══ Listed entries ══
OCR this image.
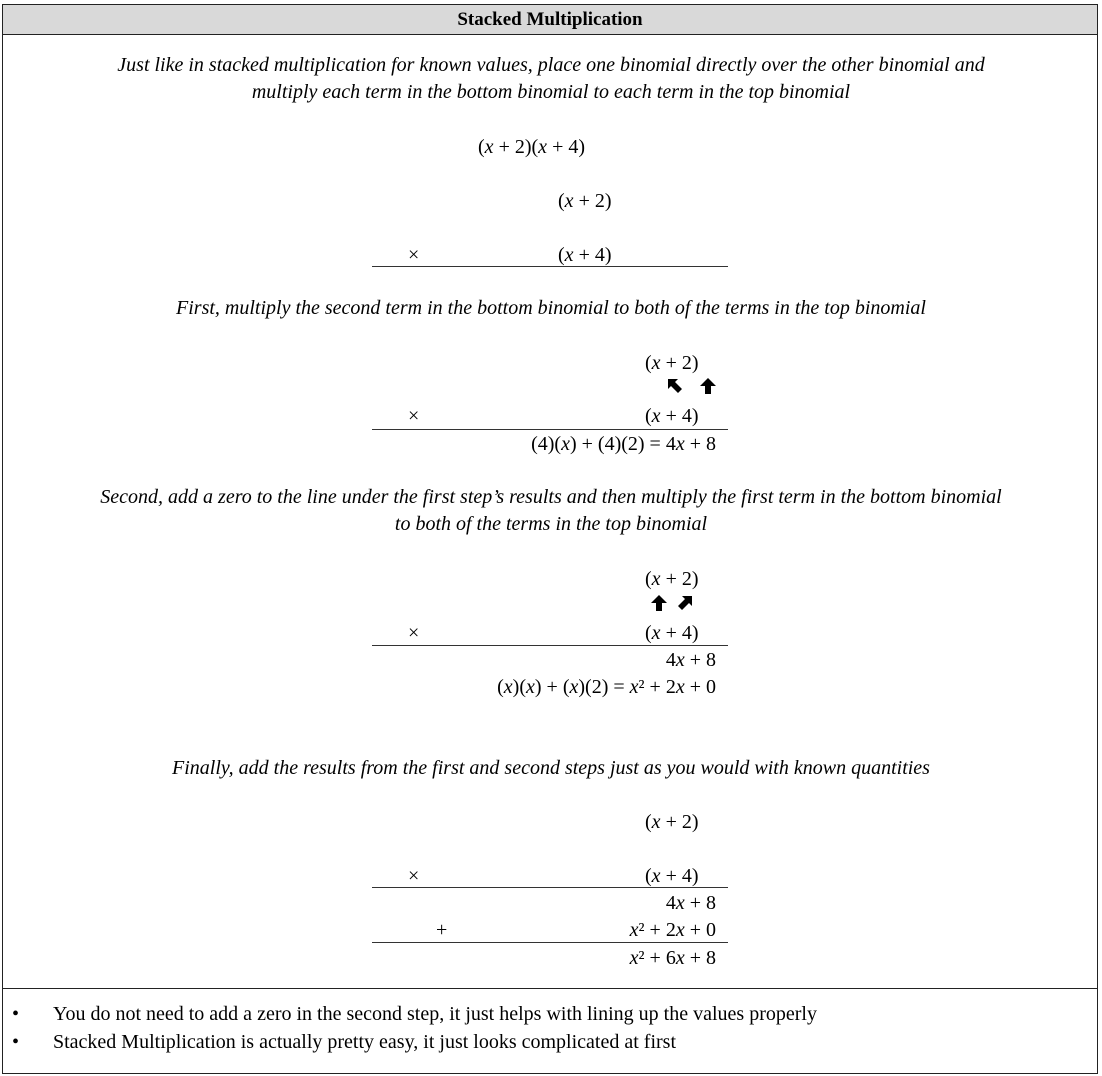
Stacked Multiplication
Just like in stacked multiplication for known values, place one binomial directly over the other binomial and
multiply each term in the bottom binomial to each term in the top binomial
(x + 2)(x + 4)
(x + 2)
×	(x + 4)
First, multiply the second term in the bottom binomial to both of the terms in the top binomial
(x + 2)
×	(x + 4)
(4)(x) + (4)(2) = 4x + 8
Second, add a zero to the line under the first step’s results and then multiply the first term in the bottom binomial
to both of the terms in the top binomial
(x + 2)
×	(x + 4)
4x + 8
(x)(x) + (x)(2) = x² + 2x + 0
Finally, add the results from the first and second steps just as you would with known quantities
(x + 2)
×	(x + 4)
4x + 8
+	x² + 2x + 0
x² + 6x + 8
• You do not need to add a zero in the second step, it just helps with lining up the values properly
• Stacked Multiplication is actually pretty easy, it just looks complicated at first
═══
══ Listed entries ══
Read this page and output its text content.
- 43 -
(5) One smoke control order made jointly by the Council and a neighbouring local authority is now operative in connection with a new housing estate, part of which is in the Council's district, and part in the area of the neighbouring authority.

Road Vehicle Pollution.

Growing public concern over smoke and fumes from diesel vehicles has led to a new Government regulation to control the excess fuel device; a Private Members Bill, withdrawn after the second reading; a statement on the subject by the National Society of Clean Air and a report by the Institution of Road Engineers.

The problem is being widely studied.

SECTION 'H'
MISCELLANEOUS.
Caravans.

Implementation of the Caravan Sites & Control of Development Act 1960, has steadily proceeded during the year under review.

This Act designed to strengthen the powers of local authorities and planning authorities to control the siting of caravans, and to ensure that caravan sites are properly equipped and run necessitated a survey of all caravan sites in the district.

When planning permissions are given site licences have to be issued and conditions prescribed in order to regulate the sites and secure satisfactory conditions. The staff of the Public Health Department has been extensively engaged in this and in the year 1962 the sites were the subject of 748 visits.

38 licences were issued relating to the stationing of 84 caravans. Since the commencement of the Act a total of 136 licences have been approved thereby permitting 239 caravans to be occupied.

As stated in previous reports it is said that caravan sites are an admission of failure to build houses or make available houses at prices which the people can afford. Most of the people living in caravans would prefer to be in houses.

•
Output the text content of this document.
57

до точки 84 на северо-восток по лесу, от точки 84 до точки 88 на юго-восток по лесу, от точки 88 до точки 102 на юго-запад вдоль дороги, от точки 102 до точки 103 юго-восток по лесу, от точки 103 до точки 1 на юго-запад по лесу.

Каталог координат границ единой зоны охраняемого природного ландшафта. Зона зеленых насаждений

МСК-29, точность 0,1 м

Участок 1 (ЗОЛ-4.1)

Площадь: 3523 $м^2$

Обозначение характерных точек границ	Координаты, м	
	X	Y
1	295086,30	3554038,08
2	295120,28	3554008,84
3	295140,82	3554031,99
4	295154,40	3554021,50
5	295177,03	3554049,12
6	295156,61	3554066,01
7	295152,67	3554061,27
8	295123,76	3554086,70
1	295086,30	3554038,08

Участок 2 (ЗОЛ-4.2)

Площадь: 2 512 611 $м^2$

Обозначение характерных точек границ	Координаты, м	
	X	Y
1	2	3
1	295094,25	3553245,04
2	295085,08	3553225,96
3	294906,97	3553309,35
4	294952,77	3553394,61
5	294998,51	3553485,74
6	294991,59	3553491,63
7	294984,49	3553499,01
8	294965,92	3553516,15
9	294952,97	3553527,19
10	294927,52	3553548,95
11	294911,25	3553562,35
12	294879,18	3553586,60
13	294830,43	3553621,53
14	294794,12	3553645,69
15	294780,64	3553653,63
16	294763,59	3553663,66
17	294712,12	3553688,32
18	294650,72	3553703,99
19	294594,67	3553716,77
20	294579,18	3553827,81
═══
══ Listed entries ══
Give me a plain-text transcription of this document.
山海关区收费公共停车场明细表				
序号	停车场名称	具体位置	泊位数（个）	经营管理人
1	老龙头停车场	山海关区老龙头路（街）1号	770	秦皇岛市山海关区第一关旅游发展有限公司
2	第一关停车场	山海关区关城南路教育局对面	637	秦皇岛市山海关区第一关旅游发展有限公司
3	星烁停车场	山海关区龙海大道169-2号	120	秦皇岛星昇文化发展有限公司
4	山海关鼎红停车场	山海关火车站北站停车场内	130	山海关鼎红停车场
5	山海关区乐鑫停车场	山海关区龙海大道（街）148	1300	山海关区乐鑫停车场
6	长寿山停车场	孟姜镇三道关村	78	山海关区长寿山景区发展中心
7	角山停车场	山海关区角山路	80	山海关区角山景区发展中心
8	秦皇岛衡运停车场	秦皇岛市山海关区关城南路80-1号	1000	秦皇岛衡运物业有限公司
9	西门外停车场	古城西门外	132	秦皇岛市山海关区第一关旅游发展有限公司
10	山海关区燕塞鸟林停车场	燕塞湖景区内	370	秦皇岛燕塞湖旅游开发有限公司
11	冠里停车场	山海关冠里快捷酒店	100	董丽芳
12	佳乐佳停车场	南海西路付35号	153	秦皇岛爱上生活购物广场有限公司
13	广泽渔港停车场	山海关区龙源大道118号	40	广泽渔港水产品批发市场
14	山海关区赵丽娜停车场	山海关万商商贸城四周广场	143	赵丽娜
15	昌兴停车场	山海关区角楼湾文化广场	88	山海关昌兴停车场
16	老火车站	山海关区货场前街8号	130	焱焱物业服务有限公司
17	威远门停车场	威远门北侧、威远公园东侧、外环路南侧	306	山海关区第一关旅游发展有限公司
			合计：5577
═══
Task instructions -
Find the lines of the material that hold the word "multiply" and report their count alone.

Answer to the exercise -
3